Extracted records
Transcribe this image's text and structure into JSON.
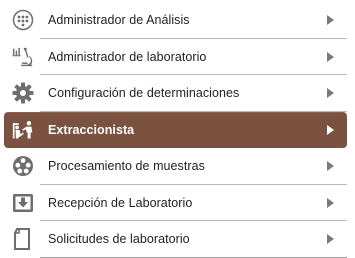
{
  "menu": {
    "items": [
      {
        "label": "Administrador de Análisis",
        "icon": "dotted-circle-icon"
      },
      {
        "label": "Administrador de laboratorio",
        "icon": "microscope-icon"
      },
      {
        "label": "Configuración de determinaciones",
        "icon": "gear-icon"
      },
      {
        "label": "Extraccionista",
        "icon": "extraction-icon",
        "active": true
      },
      {
        "label": "Procesamiento de muestras",
        "icon": "processing-icon"
      },
      {
        "label": "Recepción de Laboratorio",
        "icon": "inbox-download-icon"
      },
      {
        "label": "Solicitudes de laboratorio",
        "icon": "document-icon"
      }
    ]
  },
  "colors": {
    "active_bg": "#7b5140",
    "icon_gray": "#6e6e6e",
    "separator": "#b9b9b9"
  }
}
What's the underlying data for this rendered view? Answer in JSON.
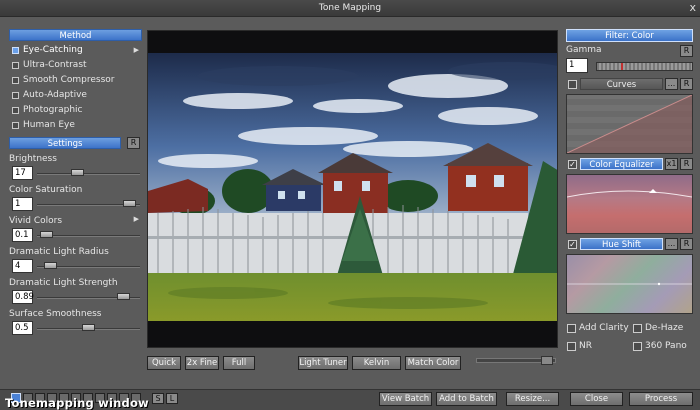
{
  "window": {
    "title": "Tone Mapping",
    "close": "x"
  },
  "method": {
    "header": "Method",
    "options": [
      {
        "label": "Eye-Catching",
        "selected": true,
        "has_arrow": true
      },
      {
        "label": "Ultra-Contrast",
        "selected": false
      },
      {
        "label": "Smooth Compressor",
        "selected": false
      },
      {
        "label": "Auto-Adaptive",
        "selected": false
      },
      {
        "label": "Photographic",
        "selected": false
      },
      {
        "label": "Human Eye",
        "selected": false
      }
    ]
  },
  "settings": {
    "header": "Settings",
    "reset_label": "R",
    "params": [
      {
        "label": "Brightness",
        "value": "17",
        "level": 0.38
      },
      {
        "label": "Color Saturation",
        "value": "1",
        "level": 0.96
      },
      {
        "label": "Vivid Colors",
        "value": "0.1",
        "level": 0.03,
        "has_arrow": true
      },
      {
        "label": "Dramatic Light Radius",
        "value": "4",
        "level": 0.08
      },
      {
        "label": "Dramatic Light Strength",
        "value": "0.89",
        "level": 0.89
      },
      {
        "label": "Surface Smoothness",
        "value": "0.5",
        "level": 0.5
      }
    ]
  },
  "preview_buttons": [
    "Quick",
    "2x Fine",
    "Full"
  ],
  "tool_buttons": [
    "Light Tuner",
    "Kelvin",
    "Match Color"
  ],
  "filter": {
    "header": "Filter: Color",
    "gamma_label": "Gamma",
    "gamma_reset": "R",
    "gamma_value": "1",
    "curves": {
      "label": "Curves",
      "enabled": false,
      "more": "...",
      "reset": "R"
    },
    "color_equalizer": {
      "label": "Color Equalizer",
      "enabled": true,
      "scale": "x1",
      "reset": "R"
    },
    "hue_shift": {
      "label": "Hue Shift",
      "enabled": true,
      "more": "...",
      "reset": "R"
    },
    "checks": [
      {
        "label": "Add Clarity",
        "checked": false
      },
      {
        "label": "De-Haze",
        "checked": false
      },
      {
        "label": "NR",
        "checked": false
      },
      {
        "label": "360 Pano",
        "checked": false
      }
    ]
  },
  "bottom": {
    "caption": "Tonemapping window",
    "s_label": "S",
    "l_label": "L",
    "buttons": [
      "View Batch",
      "Add to Batch",
      "Resize...",
      "Close",
      "Process"
    ]
  },
  "colors": {
    "accent": "#4a7fd4",
    "panel": "#5b5b5b",
    "titlebar": "#3e3e3e"
  }
}
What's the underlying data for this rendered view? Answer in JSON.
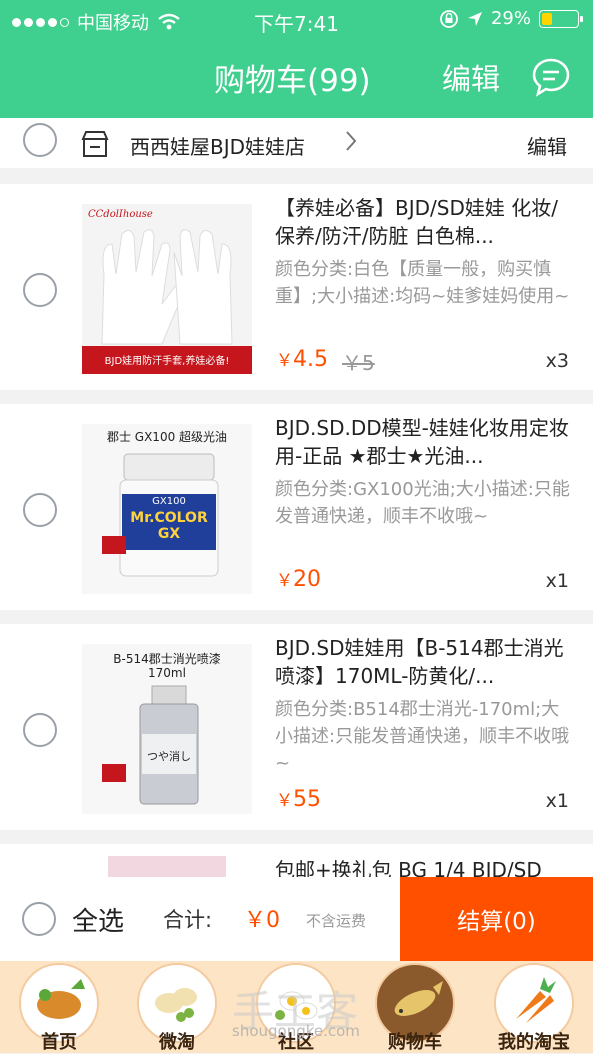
{
  "status_bar": {
    "carrier": "中国移动",
    "time": "下午7:41",
    "battery": "29%",
    "battery_level": 0.29
  },
  "nav": {
    "title": "购物车(99)",
    "edit": "编辑",
    "message_icon": "chat-bubble-icon"
  },
  "shop": {
    "name": "西西娃屋BJD娃娃店",
    "edit": "编辑"
  },
  "items": [
    {
      "title": "【养娃必备】BJD/SD娃娃 化妆/保养/防汗/防脏 白色棉...",
      "sku": "颜色分类:白色【质量一般，购买慎重】;大小描述:均码~娃爹娃妈使用~",
      "price": "4.5",
      "currency": "￥",
      "original_price": "￥5",
      "qty": "x3",
      "thumb": {
        "brand": "CCdolIhouse",
        "banner": "BJD娃用防汗手套,养娃必备!"
      }
    },
    {
      "title": "BJD.SD.DD模型-娃娃化妆用定妆用-正品 ★郡士★光油...",
      "sku": "颜色分类:GX100光油;大小描述:只能发普通快递，顺丰不收哦~",
      "price": "20",
      "currency": "￥",
      "qty": "x1",
      "thumb": {
        "caption": "郡士 GX100 超级光油",
        "label": "Mr.COLOR GX",
        "code": "GX100"
      }
    },
    {
      "title": "BJD.SD娃娃用【B-514郡士消光喷漆】170ML-防黄化/...",
      "sku": "颜色分类:B514郡士消光-170ml;大小描述:只能发普通快递，顺丰不收哦~",
      "price": "55",
      "currency": "￥",
      "qty": "x1",
      "thumb": {
        "caption": "B-514郡士消光喷漆",
        "volume": "170ml",
        "label": "つや消し"
      }
    },
    {
      "title": "包邮+换礼包 BG 1/4 BJD/SD"
    }
  ],
  "footer": {
    "select_all": "全选",
    "total_label": "合计:",
    "total_value": "￥0",
    "shipping_note": "不含运费",
    "checkout": "结算(0)"
  },
  "tabbar": [
    {
      "label": "首页",
      "icon": "roast-chicken-icon"
    },
    {
      "label": "微淘",
      "icon": "dumplings-icon"
    },
    {
      "label": "社区",
      "icon": "eggs-icon"
    },
    {
      "label": "购物车",
      "icon": "fish-icon"
    },
    {
      "label": "我的淘宝",
      "icon": "carrots-icon"
    }
  ],
  "watermark": {
    "main": "手工客",
    "sub": "shougongke.com"
  },
  "colors": {
    "header": "#3fcf8e",
    "accent": "#ff5000"
  }
}
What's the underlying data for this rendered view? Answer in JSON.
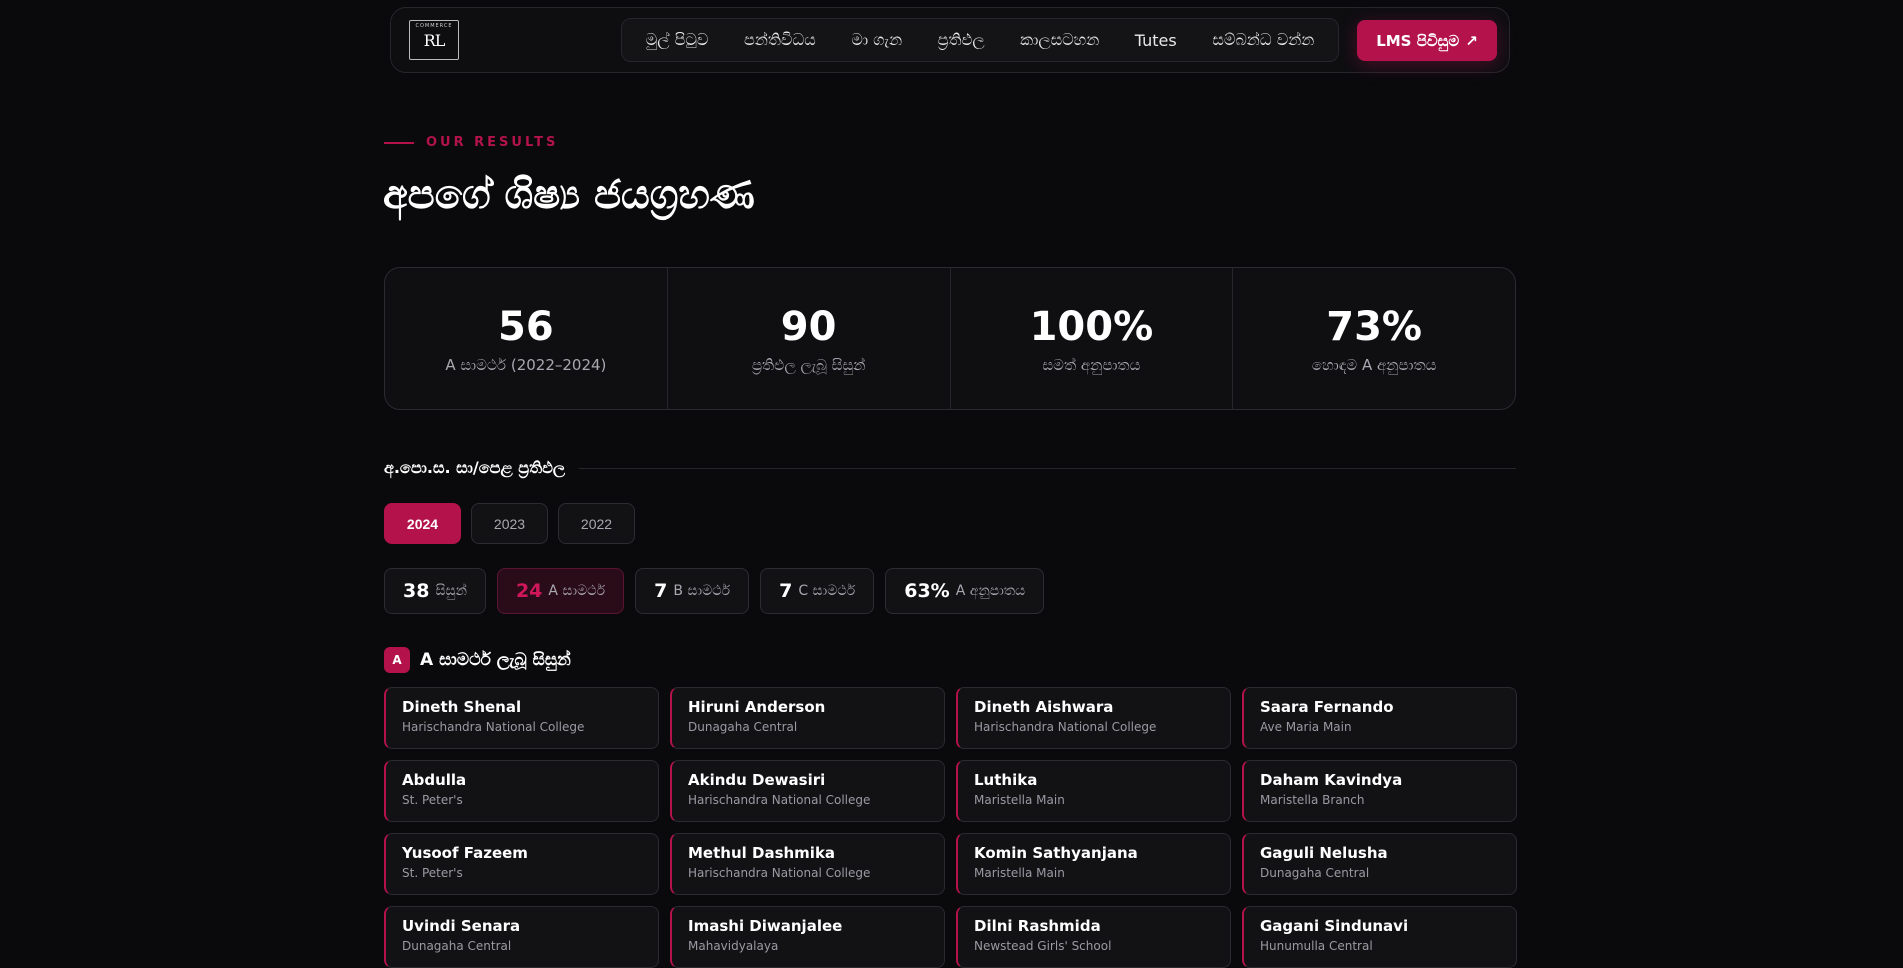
{
  "nav": {
    "logo_text": "RL",
    "logo_small": "COMMERCE",
    "items": [
      "මුල් පිටුව",
      "පන්තිවිධය",
      "මා ගැන",
      "ප්‍රතිඵල",
      "කාලසටහන",
      "Tutes",
      "සම්බන්ධ වන්න"
    ],
    "lms_label": "LMS පිවිසුම",
    "lms_arrow": "↗"
  },
  "results": {
    "eyebrow": "OUR RESULTS",
    "title": "අපගේ ශිෂ්‍ය ජයග්‍රහණ"
  },
  "stats": [
    {
      "value": "56",
      "label": "A සාමර්ථ (2022–2024)"
    },
    {
      "value": "90",
      "label": "ප්‍රතිඵල ලැබූ සිසුන්"
    },
    {
      "value": "100%",
      "label": "සමත් අනුපාතය"
    },
    {
      "value": "73%",
      "label": "හොඳම A අනුපාතය"
    }
  ],
  "section": {
    "title": "අ.පො.ස. සා/පෙළ ප්‍රතිඵල",
    "years": [
      "2024",
      "2023",
      "2022"
    ],
    "active_year": "2024"
  },
  "summary": [
    {
      "value": "38",
      "label": "සිසුන්"
    },
    {
      "value": "24",
      "label": "A සාමර්ථ"
    },
    {
      "value": "7",
      "label": "B සාමර්ථ"
    },
    {
      "value": "7",
      "label": "C සාමර්ථ"
    },
    {
      "value": "63%",
      "label": "A අනුපාතය"
    }
  ],
  "grade_a": {
    "badge": "A",
    "title": "A සාමර්ථ ලැබූ සිසුන්",
    "students": [
      {
        "name": "Dineth Shenal",
        "school": "Harischandra National College"
      },
      {
        "name": "Hiruni Anderson",
        "school": "Dunagaha Central"
      },
      {
        "name": "Dineth Aishwara",
        "school": "Harischandra National College"
      },
      {
        "name": "Saara Fernando",
        "school": "Ave Maria Main"
      },
      {
        "name": "Abdulla",
        "school": "St. Peter's"
      },
      {
        "name": "Akindu Dewasiri",
        "school": "Harischandra National College"
      },
      {
        "name": "Luthika",
        "school": "Maristella Main"
      },
      {
        "name": "Daham Kavindya",
        "school": "Maristella Branch"
      },
      {
        "name": "Yusoof Fazeem",
        "school": "St. Peter's"
      },
      {
        "name": "Methul Dashmika",
        "school": "Harischandra National College"
      },
      {
        "name": "Komin Sathyanjana",
        "school": "Maristella Main"
      },
      {
        "name": "Gaguli Nelusha",
        "school": "Dunagaha Central"
      },
      {
        "name": "Uvindi Senara",
        "school": "Dunagaha Central"
      },
      {
        "name": "Imashi Diwanjalee",
        "school": "Mahavidyalaya"
      },
      {
        "name": "Dilni Rashmida",
        "school": "Newstead Girls' School"
      },
      {
        "name": "Gagani Sindunavi",
        "school": "Hunumulla Central"
      }
    ]
  }
}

__YOUR TASK__
Identify each line of the material where the word "Light" shows up, and copy it.

__EXERCISE SOLUTION__
        "label": "Dramatic Light Radius",
        "label": "Dramatic Light Strength",
    "Light Tuner",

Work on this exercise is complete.